Objective => Your task is to reproduce the material exactly.

(Collection entries)
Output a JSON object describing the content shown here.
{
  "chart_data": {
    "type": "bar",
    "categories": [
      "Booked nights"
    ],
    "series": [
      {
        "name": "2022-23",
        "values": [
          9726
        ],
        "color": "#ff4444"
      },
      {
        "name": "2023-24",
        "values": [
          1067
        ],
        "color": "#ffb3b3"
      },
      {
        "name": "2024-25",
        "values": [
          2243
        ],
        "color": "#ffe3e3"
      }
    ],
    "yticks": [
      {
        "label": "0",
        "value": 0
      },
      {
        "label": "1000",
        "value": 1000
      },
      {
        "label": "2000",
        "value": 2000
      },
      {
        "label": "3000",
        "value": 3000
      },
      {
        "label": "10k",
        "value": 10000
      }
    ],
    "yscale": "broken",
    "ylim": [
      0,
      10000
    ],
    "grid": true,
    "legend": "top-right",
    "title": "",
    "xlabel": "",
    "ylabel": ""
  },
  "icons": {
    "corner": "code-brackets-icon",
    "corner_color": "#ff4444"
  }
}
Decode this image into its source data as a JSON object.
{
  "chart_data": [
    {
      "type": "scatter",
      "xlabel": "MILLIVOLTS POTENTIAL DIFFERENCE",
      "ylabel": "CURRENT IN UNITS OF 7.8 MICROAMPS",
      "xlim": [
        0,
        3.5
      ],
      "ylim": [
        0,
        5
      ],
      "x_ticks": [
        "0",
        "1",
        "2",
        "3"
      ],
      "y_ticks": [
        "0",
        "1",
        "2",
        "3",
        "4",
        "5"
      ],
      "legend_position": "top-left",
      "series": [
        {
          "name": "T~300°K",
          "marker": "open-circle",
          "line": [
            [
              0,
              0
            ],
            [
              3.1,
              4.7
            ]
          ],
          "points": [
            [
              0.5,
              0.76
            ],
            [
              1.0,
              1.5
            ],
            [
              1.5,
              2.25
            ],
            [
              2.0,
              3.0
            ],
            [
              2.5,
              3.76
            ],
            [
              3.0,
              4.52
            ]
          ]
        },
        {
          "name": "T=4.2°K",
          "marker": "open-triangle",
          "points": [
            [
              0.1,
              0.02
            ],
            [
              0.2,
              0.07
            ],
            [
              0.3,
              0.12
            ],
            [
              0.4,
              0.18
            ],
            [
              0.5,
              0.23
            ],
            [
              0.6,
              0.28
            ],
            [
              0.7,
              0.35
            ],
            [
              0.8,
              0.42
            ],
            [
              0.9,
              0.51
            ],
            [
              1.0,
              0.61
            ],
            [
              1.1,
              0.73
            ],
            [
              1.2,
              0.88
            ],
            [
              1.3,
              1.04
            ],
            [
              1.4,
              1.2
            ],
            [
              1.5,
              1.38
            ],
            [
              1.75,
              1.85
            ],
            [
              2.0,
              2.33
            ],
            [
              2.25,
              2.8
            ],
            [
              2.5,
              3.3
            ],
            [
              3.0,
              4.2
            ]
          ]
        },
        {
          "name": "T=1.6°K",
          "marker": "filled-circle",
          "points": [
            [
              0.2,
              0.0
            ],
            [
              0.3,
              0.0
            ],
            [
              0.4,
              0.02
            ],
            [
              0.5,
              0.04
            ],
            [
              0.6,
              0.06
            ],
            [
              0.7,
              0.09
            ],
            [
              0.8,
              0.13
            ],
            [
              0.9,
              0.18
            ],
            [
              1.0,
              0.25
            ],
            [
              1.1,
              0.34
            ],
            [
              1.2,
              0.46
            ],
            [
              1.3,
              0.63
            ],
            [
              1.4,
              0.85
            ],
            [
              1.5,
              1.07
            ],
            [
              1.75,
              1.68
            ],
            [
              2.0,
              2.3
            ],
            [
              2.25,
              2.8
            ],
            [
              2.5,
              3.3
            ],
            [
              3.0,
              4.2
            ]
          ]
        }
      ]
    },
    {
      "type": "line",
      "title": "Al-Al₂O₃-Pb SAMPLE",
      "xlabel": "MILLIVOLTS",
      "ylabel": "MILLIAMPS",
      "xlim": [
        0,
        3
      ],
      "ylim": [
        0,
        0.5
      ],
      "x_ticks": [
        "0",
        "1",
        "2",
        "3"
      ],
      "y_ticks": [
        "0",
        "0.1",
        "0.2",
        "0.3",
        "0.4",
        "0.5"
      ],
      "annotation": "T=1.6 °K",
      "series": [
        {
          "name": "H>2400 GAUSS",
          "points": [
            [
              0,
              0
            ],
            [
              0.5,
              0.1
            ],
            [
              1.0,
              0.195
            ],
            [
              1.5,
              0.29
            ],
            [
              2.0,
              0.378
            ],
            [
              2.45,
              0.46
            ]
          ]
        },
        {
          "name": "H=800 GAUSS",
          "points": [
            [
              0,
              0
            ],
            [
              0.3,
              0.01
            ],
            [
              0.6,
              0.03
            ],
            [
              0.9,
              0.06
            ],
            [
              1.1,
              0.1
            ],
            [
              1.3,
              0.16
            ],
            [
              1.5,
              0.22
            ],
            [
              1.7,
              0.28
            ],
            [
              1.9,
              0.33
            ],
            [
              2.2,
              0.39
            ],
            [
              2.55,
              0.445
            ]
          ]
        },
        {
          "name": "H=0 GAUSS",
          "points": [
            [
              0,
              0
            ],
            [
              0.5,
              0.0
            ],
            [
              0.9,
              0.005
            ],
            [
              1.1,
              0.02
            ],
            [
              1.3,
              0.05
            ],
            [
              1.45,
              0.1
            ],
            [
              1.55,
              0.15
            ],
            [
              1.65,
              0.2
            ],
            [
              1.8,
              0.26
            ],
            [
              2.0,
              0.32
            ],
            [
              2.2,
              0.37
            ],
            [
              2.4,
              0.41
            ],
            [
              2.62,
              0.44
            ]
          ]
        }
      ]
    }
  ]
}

Right answer =>
Output a JSON object describing the content shown here.
{
  "chart_data": {
    "type": "bar",
    "categories": [
      "Booked nights"
    ],
    "series": [
      {
        "name": "2022-23",
        "values": [
          9726
        ],
        "color": "#ff4444"
      },
      {
        "name": "2023-24",
        "values": [
          1067
        ],
        "color": "#ffb3b3"
      },
      {
        "name": "2024-25",
        "values": [
          2243
        ],
        "color": "#ffe3e3"
      }
    ],
    "yticks": [
      {
        "label": "0",
        "value": 0
      },
      {
        "label": "1000",
        "value": 1000
      },
      {
        "label": "2000",
        "value": 2000
      },
      {
        "label": "3000",
        "value": 3000
      },
      {
        "label": "10k",
        "value": 10000
      }
    ],
    "yscale": "broken",
    "ylim": [
      0,
      10000
    ],
    "grid": true,
    "legend": "top-right",
    "title": "",
    "xlabel": "",
    "ylabel": ""
  },
  "icons": {
    "corner": "code-brackets-icon",
    "corner_color": "#ff4444"
  }
}
Decode this image into its source data as a JSON object.
{
  "chart_data": [
    {
      "type": "scatter",
      "xlabel": "MILLIVOLTS POTENTIAL DIFFERENCE",
      "ylabel": "CURRENT IN UNITS OF 7.8 MICROAMPS",
      "xlim": [
        0,
        3.5
      ],
      "ylim": [
        0,
        5
      ],
      "x_ticks": [
        "0",
        "1",
        "2",
        "3"
      ],
      "y_ticks": [
        "0",
        "1",
        "2",
        "3",
        "4",
        "5"
      ],
      "legend_position": "top-left",
      "series": [
        {
          "name": "T~300°K",
          "marker": "open-circle",
          "line": [
            [
              0,
              0
            ],
            [
              3.1,
              4.7
            ]
          ],
          "points": [
            [
              0.5,
              0.76
            ],
            [
              1.0,
              1.5
            ],
            [
              1.5,
              2.25
            ],
            [
              2.0,
              3.0
            ],
            [
              2.5,
              3.76
            ],
            [
              3.0,
              4.52
            ]
          ]
        },
        {
          "name": "T=4.2°K",
          "marker": "open-triangle",
          "points": [
            [
              0.1,
              0.02
            ],
            [
              0.2,
              0.07
            ],
            [
              0.3,
              0.12
            ],
            [
              0.4,
              0.18
            ],
            [
              0.5,
              0.23
            ],
            [
              0.6,
              0.28
            ],
            [
              0.7,
              0.35
            ],
            [
              0.8,
              0.42
            ],
            [
              0.9,
              0.51
            ],
            [
              1.0,
              0.61
            ],
            [
              1.1,
              0.73
            ],
            [
              1.2,
              0.88
            ],
            [
              1.3,
              1.04
            ],
            [
              1.4,
              1.2
            ],
            [
              1.5,
              1.38
            ],
            [
              1.75,
              1.85
            ],
            [
              2.0,
              2.33
            ],
            [
              2.25,
              2.8
            ],
            [
              2.5,
              3.3
            ],
            [
              3.0,
              4.2
            ]
          ]
        },
        {
          "name": "T=1.6°K",
          "marker": "filled-circle",
          "points": [
            [
              0.2,
              0.0
            ],
            [
              0.3,
              0.0
            ],
            [
              0.4,
              0.02
            ],
            [
              0.5,
              0.04
            ],
            [
              0.6,
              0.06
            ],
            [
              0.7,
              0.09
            ],
            [
              0.8,
              0.13
            ],
            [
              0.9,
              0.18
            ],
            [
              1.0,
              0.25
            ],
            [
              1.1,
              0.34
            ],
            [
              1.2,
              0.46
            ],
            [
              1.3,
              0.63
            ],
            [
              1.4,
              0.85
            ],
            [
              1.5,
              1.07
            ],
            [
              1.75,
              1.68
            ],
            [
              2.0,
              2.3
            ],
            [
              2.25,
              2.8
            ],
            [
              2.5,
              3.3
            ],
            [
              3.0,
              4.2
            ]
          ]
        }
      ]
    },
    {
      "type": "line",
      "title": "Al-Al₂O₃-Pb SAMPLE",
      "xlabel": "MILLIVOLTS",
      "ylabel": "MILLIAMPS",
      "xlim": [
        0,
        3
      ],
      "ylim": [
        0,
        0.5
      ],
      "x_ticks": [
        "0",
        "1",
        "2",
        "3"
      ],
      "y_ticks": [
        "0",
        "0.1",
        "0.2",
        "0.3",
        "0.4",
        "0.5"
      ],
      "annotation": "T=1.6 °K",
      "series": [
        {
          "name": "H>2400 GAUSS",
          "points": [
            [
              0,
              0
            ],
            [
              0.5,
              0.1
            ],
            [
              1.0,
              0.195
            ],
            [
              1.5,
              0.29
            ],
            [
              2.0,
              0.378
            ],
            [
              2.45,
              0.46
            ]
          ]
        },
        {
          "name": "H=800 GAUSS",
          "points": [
            [
              0,
              0
            ],
            [
              0.3,
              0.01
            ],
            [
              0.6,
              0.03
            ],
            [
              0.9,
              0.06
            ],
            [
              1.1,
              0.1
            ],
            [
              1.3,
              0.16
            ],
            [
              1.5,
              0.22
            ],
            [
              1.7,
              0.28
            ],
            [
              1.9,
              0.33
            ],
            [
              2.2,
              0.39
            ],
            [
              2.55,
              0.445
            ]
          ]
        },
        {
          "name": "H=0 GAUSS",
          "points": [
            [
              0,
              0
            ],
            [
              0.5,
              0.0
            ],
            [
              0.9,
              0.005
            ],
            [
              1.1,
              0.02
            ],
            [
              1.3,
              0.05
            ],
            [
              1.45,
              0.1
            ],
            [
              1.55,
              0.15
            ],
            [
              1.65,
              0.2
            ],
            [
              1.8,
              0.26
            ],
            [
              2.0,
              0.32
            ],
            [
              2.2,
              0.37
            ],
            [
              2.4,
              0.41
            ],
            [
              2.62,
              0.44
            ]
          ]
        }
      ]
    }
  ]
}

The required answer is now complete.